- SHORT PROBLEM
Determine how many lines below hold the string "wide". Reply with the number alone.

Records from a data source
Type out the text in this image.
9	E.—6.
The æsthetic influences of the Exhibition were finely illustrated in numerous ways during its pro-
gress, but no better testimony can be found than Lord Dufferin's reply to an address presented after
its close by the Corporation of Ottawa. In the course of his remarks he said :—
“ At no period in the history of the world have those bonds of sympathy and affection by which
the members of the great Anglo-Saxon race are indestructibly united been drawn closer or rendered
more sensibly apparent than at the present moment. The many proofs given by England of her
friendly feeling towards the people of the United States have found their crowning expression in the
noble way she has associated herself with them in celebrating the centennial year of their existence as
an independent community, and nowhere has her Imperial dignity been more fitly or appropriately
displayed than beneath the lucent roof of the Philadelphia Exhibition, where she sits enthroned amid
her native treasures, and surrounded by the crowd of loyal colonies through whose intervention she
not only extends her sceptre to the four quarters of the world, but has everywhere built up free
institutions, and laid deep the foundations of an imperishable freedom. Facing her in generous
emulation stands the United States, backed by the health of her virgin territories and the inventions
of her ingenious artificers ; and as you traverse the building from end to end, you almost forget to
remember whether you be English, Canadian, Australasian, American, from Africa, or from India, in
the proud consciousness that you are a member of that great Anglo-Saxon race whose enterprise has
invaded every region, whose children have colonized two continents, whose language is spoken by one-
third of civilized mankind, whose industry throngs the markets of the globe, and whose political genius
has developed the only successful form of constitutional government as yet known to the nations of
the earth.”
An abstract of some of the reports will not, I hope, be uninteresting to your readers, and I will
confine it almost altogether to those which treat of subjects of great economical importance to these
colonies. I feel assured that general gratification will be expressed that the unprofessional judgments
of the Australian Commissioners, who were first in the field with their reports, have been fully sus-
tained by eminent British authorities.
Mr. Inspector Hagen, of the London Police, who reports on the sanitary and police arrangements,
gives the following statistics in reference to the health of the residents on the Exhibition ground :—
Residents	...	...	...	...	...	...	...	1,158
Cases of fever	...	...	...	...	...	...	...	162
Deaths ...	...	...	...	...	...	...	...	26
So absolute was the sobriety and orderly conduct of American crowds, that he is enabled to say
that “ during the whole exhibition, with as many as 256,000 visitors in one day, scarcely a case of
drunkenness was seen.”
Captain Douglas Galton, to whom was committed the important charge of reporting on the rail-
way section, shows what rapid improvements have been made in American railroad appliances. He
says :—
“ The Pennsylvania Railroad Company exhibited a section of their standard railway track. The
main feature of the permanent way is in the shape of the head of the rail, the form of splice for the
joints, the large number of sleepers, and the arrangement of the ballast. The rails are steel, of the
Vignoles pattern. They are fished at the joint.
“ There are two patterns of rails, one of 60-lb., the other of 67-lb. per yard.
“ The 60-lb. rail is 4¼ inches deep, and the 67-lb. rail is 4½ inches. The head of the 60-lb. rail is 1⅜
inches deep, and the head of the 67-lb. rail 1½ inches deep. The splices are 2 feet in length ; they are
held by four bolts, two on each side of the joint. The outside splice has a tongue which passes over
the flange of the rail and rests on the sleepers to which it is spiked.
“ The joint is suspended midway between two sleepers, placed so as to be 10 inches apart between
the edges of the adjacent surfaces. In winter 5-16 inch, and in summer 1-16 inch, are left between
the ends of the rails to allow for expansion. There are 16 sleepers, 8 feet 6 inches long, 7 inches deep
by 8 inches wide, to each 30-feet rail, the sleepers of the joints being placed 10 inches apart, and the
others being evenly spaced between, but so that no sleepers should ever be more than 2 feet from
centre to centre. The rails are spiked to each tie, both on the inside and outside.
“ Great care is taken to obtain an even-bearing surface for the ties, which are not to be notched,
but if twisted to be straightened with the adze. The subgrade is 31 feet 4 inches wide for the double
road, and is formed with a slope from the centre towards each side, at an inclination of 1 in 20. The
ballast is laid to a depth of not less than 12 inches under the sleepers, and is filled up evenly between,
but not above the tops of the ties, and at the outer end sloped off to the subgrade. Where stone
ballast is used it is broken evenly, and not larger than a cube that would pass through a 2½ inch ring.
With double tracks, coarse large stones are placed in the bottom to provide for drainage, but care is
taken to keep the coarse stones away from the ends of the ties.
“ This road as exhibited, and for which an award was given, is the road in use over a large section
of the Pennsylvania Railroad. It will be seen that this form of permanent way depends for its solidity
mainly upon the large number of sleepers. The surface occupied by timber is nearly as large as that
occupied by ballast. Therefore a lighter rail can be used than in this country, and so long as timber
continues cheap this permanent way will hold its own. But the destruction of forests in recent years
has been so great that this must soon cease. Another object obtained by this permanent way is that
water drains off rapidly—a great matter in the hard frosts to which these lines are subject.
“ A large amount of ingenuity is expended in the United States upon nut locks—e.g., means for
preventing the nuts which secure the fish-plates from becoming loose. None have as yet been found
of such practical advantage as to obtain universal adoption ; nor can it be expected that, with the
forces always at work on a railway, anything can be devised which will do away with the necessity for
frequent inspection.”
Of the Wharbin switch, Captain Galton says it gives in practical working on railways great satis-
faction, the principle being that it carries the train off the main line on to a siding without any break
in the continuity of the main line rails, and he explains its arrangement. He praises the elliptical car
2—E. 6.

- RESULT FOR THIS TASK
2